Goal ->
Write out each line exactly as it stands, please.

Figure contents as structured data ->
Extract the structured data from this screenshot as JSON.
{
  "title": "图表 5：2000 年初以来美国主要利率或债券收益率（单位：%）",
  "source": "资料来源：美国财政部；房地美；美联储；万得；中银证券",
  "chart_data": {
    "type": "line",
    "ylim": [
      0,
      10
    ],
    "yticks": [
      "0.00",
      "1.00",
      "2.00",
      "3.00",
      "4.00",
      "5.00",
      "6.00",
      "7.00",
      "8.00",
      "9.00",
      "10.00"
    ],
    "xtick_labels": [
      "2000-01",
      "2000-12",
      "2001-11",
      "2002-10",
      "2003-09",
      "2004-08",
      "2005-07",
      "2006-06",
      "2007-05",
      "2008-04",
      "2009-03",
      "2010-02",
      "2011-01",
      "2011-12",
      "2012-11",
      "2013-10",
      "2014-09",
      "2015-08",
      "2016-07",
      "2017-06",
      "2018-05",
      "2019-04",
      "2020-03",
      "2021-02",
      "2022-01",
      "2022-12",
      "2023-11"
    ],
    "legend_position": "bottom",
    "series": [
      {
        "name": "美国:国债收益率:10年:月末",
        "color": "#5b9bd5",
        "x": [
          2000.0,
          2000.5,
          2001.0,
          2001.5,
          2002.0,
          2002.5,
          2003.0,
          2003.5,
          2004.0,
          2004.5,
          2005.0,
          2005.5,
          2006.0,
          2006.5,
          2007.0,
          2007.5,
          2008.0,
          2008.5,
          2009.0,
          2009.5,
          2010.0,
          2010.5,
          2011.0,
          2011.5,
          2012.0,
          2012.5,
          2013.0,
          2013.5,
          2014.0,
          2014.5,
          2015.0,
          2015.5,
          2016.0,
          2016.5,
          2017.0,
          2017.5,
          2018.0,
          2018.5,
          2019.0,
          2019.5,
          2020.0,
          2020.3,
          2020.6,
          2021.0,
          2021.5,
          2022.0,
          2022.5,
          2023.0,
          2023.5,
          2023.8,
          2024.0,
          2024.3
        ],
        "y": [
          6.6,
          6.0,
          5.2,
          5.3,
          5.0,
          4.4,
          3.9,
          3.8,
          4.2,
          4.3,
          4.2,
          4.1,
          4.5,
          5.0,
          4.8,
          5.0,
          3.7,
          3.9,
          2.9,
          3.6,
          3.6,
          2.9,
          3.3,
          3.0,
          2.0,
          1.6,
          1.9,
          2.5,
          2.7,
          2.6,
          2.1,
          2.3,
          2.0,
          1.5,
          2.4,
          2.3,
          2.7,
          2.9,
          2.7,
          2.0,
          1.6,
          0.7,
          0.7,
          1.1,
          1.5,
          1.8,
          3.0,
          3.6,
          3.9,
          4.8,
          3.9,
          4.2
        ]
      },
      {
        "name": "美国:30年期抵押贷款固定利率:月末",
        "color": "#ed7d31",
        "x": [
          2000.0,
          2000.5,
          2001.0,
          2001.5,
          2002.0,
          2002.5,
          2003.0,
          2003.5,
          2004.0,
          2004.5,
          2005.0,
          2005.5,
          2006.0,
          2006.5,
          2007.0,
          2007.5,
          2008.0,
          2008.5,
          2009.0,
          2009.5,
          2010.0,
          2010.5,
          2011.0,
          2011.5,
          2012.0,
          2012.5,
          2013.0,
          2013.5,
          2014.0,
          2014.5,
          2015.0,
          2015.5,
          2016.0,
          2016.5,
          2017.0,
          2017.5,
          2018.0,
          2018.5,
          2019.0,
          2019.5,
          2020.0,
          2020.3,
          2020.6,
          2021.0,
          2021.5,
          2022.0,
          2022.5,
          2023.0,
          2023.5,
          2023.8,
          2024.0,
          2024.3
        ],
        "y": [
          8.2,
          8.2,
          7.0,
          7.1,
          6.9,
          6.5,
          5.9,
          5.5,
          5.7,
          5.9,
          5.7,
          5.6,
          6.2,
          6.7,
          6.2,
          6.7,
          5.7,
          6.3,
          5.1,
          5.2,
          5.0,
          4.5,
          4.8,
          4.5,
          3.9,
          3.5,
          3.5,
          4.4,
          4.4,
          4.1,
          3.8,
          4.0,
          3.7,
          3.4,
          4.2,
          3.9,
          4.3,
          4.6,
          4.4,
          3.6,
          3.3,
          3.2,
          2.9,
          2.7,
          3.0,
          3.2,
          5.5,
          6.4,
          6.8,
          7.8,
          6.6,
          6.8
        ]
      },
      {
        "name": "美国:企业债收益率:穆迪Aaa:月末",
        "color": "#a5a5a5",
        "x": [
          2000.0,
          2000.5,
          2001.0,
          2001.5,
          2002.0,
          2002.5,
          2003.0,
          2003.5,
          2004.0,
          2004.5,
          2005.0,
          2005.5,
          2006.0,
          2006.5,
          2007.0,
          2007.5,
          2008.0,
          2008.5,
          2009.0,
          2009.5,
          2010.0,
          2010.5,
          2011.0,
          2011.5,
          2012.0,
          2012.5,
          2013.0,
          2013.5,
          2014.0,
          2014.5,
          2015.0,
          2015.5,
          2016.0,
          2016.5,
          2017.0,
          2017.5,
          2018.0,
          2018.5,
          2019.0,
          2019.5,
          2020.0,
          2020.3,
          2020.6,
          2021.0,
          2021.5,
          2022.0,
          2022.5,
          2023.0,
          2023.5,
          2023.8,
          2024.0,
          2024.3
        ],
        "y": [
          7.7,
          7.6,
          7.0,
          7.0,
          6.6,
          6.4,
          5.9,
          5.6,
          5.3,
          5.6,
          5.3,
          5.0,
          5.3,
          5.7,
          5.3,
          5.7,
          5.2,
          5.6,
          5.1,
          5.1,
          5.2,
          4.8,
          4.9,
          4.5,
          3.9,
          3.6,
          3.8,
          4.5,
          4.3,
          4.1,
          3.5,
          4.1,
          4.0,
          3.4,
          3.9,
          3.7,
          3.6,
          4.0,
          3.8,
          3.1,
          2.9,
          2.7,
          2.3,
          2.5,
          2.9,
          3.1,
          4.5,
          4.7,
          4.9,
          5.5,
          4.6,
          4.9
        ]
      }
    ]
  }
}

Solution for this problem ->
Extract the structured data from this screenshot as JSON.
{
  "title": "图表 5：2000 年初以来美国主要利率或债券收益率（单位：%）",
  "source": "资料来源：美国财政部；房地美；美联储；万得；中银证券",
  "chart_data": {
    "type": "line",
    "ylim": [
      0,
      10
    ],
    "yticks": [
      "0.00",
      "1.00",
      "2.00",
      "3.00",
      "4.00",
      "5.00",
      "6.00",
      "7.00",
      "8.00",
      "9.00",
      "10.00"
    ],
    "xtick_labels": [
      "2000-01",
      "2000-12",
      "2001-11",
      "2002-10",
      "2003-09",
      "2004-08",
      "2005-07",
      "2006-06",
      "2007-05",
      "2008-04",
      "2009-03",
      "2010-02",
      "2011-01",
      "2011-12",
      "2012-11",
      "2013-10",
      "2014-09",
      "2015-08",
      "2016-07",
      "2017-06",
      "2018-05",
      "2019-04",
      "2020-03",
      "2021-02",
      "2022-01",
      "2022-12",
      "2023-11"
    ],
    "legend_position": "bottom",
    "series": [
      {
        "name": "美国:国债收益率:10年:月末",
        "color": "#5b9bd5",
        "x": [
          2000.0,
          2000.5,
          2001.0,
          2001.5,
          2002.0,
          2002.5,
          2003.0,
          2003.5,
          2004.0,
          2004.5,
          2005.0,
          2005.5,
          2006.0,
          2006.5,
          2007.0,
          2007.5,
          2008.0,
          2008.5,
          2009.0,
          2009.5,
          2010.0,
          2010.5,
          2011.0,
          2011.5,
          2012.0,
          2012.5,
          2013.0,
          2013.5,
          2014.0,
          2014.5,
          2015.0,
          2015.5,
          2016.0,
          2016.5,
          2017.0,
          2017.5,
          2018.0,
          2018.5,
          2019.0,
          2019.5,
          2020.0,
          2020.3,
          2020.6,
          2021.0,
          2021.5,
          2022.0,
          2022.5,
          2023.0,
          2023.5,
          2023.8,
          2024.0,
          2024.3
        ],
        "y": [
          6.6,
          6.0,
          5.2,
          5.3,
          5.0,
          4.4,
          3.9,
          3.8,
          4.2,
          4.3,
          4.2,
          4.1,
          4.5,
          5.0,
          4.8,
          5.0,
          3.7,
          3.9,
          2.9,
          3.6,
          3.6,
          2.9,
          3.3,
          3.0,
          2.0,
          1.6,
          1.9,
          2.5,
          2.7,
          2.6,
          2.1,
          2.3,
          2.0,
          1.5,
          2.4,
          2.3,
          2.7,
          2.9,
          2.7,
          2.0,
          1.6,
          0.7,
          0.7,
          1.1,
          1.5,
          1.8,
          3.0,
          3.6,
          3.9,
          4.8,
          3.9,
          4.2
        ]
      },
      {
        "name": "美国:30年期抵押贷款固定利率:月末",
        "color": "#ed7d31",
        "x": [
          2000.0,
          2000.5,
          2001.0,
          2001.5,
          2002.0,
          2002.5,
          2003.0,
          2003.5,
          2004.0,
          2004.5,
          2005.0,
          2005.5,
          2006.0,
          2006.5,
          2007.0,
          2007.5,
          2008.0,
          2008.5,
          2009.0,
          2009.5,
          2010.0,
          2010.5,
          2011.0,
          2011.5,
          2012.0,
          2012.5,
          2013.0,
          2013.5,
          2014.0,
          2014.5,
          2015.0,
          2015.5,
          2016.0,
          2016.5,
          2017.0,
          2017.5,
          2018.0,
          2018.5,
          2019.0,
          2019.5,
          2020.0,
          2020.3,
          2020.6,
          2021.0,
          2021.5,
          2022.0,
          2022.5,
          2023.0,
          2023.5,
          2023.8,
          2024.0,
          2024.3
        ],
        "y": [
          8.2,
          8.2,
          7.0,
          7.1,
          6.9,
          6.5,
          5.9,
          5.5,
          5.7,
          5.9,
          5.7,
          5.6,
          6.2,
          6.7,
          6.2,
          6.7,
          5.7,
          6.3,
          5.1,
          5.2,
          5.0,
          4.5,
          4.8,
          4.5,
          3.9,
          3.5,
          3.5,
          4.4,
          4.4,
          4.1,
          3.8,
          4.0,
          3.7,
          3.4,
          4.2,
          3.9,
          4.3,
          4.6,
          4.4,
          3.6,
          3.3,
          3.2,
          2.9,
          2.7,
          3.0,
          3.2,
          5.5,
          6.4,
          6.8,
          7.8,
          6.6,
          6.8
        ]
      },
      {
        "name": "美国:企业债收益率:穆迪Aaa:月末",
        "color": "#a5a5a5",
        "x": [
          2000.0,
          2000.5,
          2001.0,
          2001.5,
          2002.0,
          2002.5,
          2003.0,
          2003.5,
          2004.0,
          2004.5,
          2005.0,
          2005.5,
          2006.0,
          2006.5,
          2007.0,
          2007.5,
          2008.0,
          2008.5,
          2009.0,
          2009.5,
          2010.0,
          2010.5,
          2011.0,
          2011.5,
          2012.0,
          2012.5,
          2013.0,
          2013.5,
          2014.0,
          2014.5,
          2015.0,
          2015.5,
          2016.0,
          2016.5,
          2017.0,
          2017.5,
          2018.0,
          2018.5,
          2019.0,
          2019.5,
          2020.0,
          2020.3,
          2020.6,
          2021.0,
          2021.5,
          2022.0,
          2022.5,
          2023.0,
          2023.5,
          2023.8,
          2024.0,
          2024.3
        ],
        "y": [
          7.7,
          7.6,
          7.0,
          7.0,
          6.6,
          6.4,
          5.9,
          5.6,
          5.3,
          5.6,
          5.3,
          5.0,
          5.3,
          5.7,
          5.3,
          5.7,
          5.2,
          5.6,
          5.1,
          5.1,
          5.2,
          4.8,
          4.9,
          4.5,
          3.9,
          3.6,
          3.8,
          4.5,
          4.3,
          4.1,
          3.5,
          4.1,
          4.0,
          3.4,
          3.9,
          3.7,
          3.6,
          4.0,
          3.8,
          3.1,
          2.9,
          2.7,
          2.3,
          2.5,
          2.9,
          3.1,
          4.5,
          4.7,
          4.9,
          5.5,
          4.6,
          4.9
        ]
      }
    ]
  }
}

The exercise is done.